- _Stated exercise_
Please rewrite the rows from the start through the line containing "- format-cell: -: [271, 116, 338, 153]", changing "subject-label" to "subject-name" and leaving everything else the same.

(Layout annotation data)
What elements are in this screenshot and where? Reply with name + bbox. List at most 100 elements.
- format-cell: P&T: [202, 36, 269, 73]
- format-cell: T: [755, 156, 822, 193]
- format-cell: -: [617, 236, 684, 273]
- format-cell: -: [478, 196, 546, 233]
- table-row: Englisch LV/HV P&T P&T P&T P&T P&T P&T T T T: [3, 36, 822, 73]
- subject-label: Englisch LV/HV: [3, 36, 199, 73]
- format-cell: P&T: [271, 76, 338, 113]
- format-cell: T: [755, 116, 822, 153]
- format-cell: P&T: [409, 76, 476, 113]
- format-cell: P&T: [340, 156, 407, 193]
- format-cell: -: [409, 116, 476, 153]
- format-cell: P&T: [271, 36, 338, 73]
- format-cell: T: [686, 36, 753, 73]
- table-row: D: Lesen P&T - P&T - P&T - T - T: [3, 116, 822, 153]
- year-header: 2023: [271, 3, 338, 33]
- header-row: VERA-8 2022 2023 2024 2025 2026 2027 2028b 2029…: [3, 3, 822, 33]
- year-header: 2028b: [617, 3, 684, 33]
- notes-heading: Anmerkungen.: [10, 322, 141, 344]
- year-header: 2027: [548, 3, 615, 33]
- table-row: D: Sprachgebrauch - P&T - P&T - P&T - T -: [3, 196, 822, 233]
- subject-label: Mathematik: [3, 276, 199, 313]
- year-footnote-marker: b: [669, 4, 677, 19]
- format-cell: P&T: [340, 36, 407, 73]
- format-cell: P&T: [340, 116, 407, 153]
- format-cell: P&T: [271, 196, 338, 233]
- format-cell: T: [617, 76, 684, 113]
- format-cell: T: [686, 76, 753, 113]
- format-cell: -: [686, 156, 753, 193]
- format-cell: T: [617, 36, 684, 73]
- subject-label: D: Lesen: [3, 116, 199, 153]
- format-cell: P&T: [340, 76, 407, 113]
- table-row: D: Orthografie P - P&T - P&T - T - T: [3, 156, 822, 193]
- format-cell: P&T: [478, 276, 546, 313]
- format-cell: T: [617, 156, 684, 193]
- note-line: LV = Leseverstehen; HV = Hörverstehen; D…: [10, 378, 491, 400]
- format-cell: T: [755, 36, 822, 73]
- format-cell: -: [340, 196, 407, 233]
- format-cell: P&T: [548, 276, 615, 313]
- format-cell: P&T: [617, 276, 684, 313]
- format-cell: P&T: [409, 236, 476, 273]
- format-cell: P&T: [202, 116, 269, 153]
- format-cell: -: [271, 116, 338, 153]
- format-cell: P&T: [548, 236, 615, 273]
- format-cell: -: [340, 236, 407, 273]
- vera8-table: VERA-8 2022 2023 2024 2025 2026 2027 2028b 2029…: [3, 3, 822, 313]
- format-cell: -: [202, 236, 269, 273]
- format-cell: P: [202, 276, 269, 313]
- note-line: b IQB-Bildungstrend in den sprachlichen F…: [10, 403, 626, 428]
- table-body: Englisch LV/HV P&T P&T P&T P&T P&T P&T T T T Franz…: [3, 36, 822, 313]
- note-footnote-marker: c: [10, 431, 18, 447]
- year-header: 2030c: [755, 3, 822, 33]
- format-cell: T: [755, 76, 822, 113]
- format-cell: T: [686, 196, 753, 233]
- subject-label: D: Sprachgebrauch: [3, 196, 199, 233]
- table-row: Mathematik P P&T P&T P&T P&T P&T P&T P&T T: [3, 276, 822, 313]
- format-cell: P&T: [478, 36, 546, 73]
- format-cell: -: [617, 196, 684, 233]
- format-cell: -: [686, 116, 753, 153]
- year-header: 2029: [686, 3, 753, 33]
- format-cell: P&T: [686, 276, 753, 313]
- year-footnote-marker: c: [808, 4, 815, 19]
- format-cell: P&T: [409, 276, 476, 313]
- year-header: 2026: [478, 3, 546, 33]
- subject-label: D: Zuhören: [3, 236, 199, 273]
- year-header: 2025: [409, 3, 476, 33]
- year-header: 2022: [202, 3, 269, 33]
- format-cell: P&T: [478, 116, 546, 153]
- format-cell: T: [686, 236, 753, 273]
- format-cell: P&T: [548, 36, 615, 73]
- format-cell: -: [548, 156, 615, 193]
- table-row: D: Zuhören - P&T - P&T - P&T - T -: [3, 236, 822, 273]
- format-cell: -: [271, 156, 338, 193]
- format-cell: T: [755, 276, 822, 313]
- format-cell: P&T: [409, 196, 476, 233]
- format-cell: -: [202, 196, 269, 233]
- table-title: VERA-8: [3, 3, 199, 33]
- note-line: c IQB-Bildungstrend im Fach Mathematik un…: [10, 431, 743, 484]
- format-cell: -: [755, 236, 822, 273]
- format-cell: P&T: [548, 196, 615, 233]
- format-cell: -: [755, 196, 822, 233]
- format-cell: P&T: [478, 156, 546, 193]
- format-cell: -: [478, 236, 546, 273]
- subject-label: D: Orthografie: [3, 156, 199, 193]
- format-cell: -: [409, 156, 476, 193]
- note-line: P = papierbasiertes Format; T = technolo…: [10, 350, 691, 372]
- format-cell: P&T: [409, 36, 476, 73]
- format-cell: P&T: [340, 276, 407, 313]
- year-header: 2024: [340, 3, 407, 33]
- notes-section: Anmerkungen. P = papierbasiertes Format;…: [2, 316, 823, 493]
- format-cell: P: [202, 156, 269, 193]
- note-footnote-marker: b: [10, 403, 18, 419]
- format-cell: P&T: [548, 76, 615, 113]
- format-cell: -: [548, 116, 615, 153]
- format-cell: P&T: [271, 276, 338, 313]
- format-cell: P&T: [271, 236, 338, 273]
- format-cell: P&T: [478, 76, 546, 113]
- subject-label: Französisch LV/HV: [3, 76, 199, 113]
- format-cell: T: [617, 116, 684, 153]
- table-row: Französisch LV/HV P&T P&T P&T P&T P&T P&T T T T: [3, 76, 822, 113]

- _Reply_
What elements are in this screenshot and where? Reply with name + bbox. List at most 100 elements.
- format-cell: P&T: [202, 36, 269, 73]
- format-cell: T: [755, 156, 822, 193]
- format-cell: -: [617, 236, 684, 273]
- format-cell: -: [478, 196, 546, 233]
- table-row: Englisch LV/HV P&T P&T P&T P&T P&T P&T T T T: [3, 36, 822, 73]
- subject-name: Englisch LV/HV: [3, 36, 199, 73]
- format-cell: P&T: [271, 76, 338, 113]
- format-cell: T: [755, 116, 822, 153]
- format-cell: P&T: [409, 76, 476, 113]
- format-cell: P&T: [340, 156, 407, 193]
- format-cell: -: [409, 116, 476, 153]
- format-cell: P&T: [271, 36, 338, 73]
- format-cell: T: [686, 36, 753, 73]
- table-row: D: Lesen P&T - P&T - P&T - T - T: [3, 116, 822, 153]
- year-header: 2023: [271, 3, 338, 33]
- header-row: VERA-8 2022 2023 2024 2025 2026 2027 2028b 2029…: [3, 3, 822, 33]
- year-header: 2028b: [617, 3, 684, 33]
- notes-heading: Anmerkungen.: [10, 322, 141, 344]
- year-header: 2027: [548, 3, 615, 33]
- table-row: D: Sprachgebrauch - P&T - P&T - P&T - T -: [3, 196, 822, 233]
- subject-name: Mathematik: [3, 276, 199, 313]
- year-footnote-marker: b: [669, 4, 677, 19]
- format-cell: P&T: [340, 36, 407, 73]
- format-cell: P&T: [340, 116, 407, 153]
- format-cell: P&T: [271, 196, 338, 233]
- format-cell: T: [617, 76, 684, 113]
- format-cell: T: [686, 76, 753, 113]
- format-cell: -: [686, 156, 753, 193]
- format-cell: T: [617, 36, 684, 73]
- subject-name: D: Lesen: [3, 116, 199, 153]
- format-cell: P&T: [340, 76, 407, 113]
- table-row: D: Orthografie P - P&T - P&T - T - T: [3, 156, 822, 193]
- format-cell: P&T: [478, 276, 546, 313]
- format-cell: T: [617, 156, 684, 193]
- note-line: LV = Leseverstehen; HV = Hörverstehen; D…: [10, 378, 491, 400]
- format-cell: T: [755, 36, 822, 73]
- format-cell: -: [340, 196, 407, 233]
- format-cell: P&T: [548, 276, 615, 313]
- format-cell: P&T: [617, 276, 684, 313]
- format-cell: P&T: [409, 236, 476, 273]
- format-cell: P&T: [202, 116, 269, 153]
- format-cell: -: [271, 116, 338, 153]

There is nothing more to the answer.